_THE REQUEST:_
In the entries that follow, how many lines hold the string "changes"? Give only that number.

_DATA ENTRIES:_
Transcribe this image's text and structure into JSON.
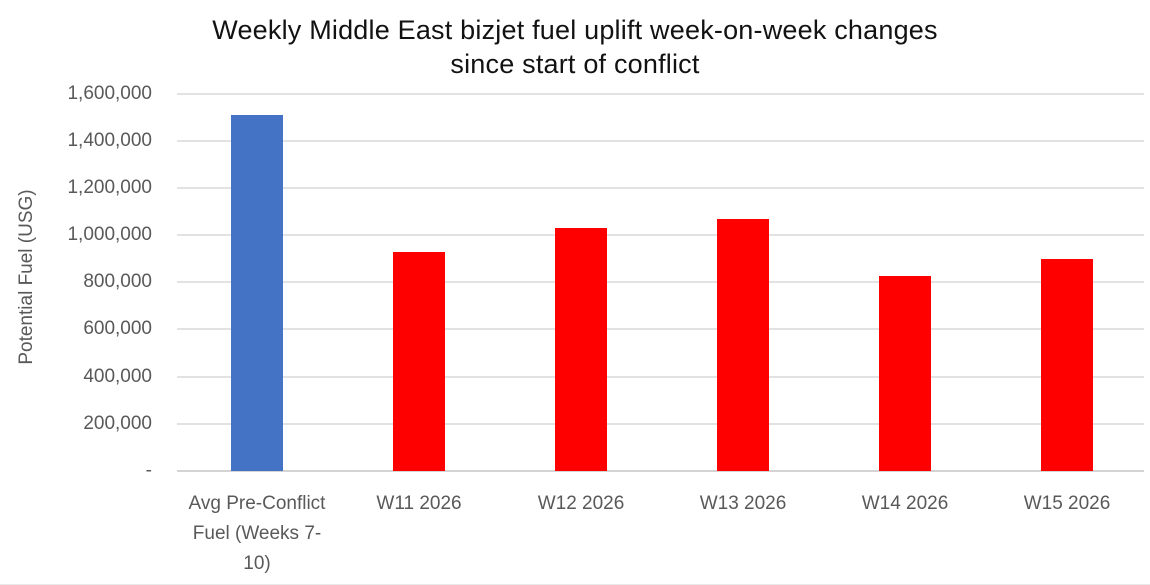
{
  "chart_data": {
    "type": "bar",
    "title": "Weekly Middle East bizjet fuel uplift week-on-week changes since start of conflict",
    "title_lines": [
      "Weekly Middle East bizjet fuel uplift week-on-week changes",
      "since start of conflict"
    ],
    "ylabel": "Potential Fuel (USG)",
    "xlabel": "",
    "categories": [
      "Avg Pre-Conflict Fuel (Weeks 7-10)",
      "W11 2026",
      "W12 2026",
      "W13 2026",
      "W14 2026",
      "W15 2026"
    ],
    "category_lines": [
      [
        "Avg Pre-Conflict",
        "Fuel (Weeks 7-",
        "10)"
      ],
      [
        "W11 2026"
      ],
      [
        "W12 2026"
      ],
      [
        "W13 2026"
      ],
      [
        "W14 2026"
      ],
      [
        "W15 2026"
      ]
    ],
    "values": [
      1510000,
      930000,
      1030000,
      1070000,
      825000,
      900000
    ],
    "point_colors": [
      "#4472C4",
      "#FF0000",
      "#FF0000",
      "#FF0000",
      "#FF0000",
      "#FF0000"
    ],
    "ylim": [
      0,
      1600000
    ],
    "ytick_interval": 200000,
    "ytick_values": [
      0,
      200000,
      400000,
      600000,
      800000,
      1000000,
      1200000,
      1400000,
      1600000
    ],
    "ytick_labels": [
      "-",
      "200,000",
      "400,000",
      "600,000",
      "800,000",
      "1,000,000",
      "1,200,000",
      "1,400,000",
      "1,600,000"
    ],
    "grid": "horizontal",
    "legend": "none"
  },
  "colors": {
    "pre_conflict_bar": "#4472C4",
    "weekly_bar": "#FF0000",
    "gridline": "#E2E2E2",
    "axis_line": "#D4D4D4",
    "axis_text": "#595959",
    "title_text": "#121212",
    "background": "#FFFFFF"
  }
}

_TASK ANSWER:_
2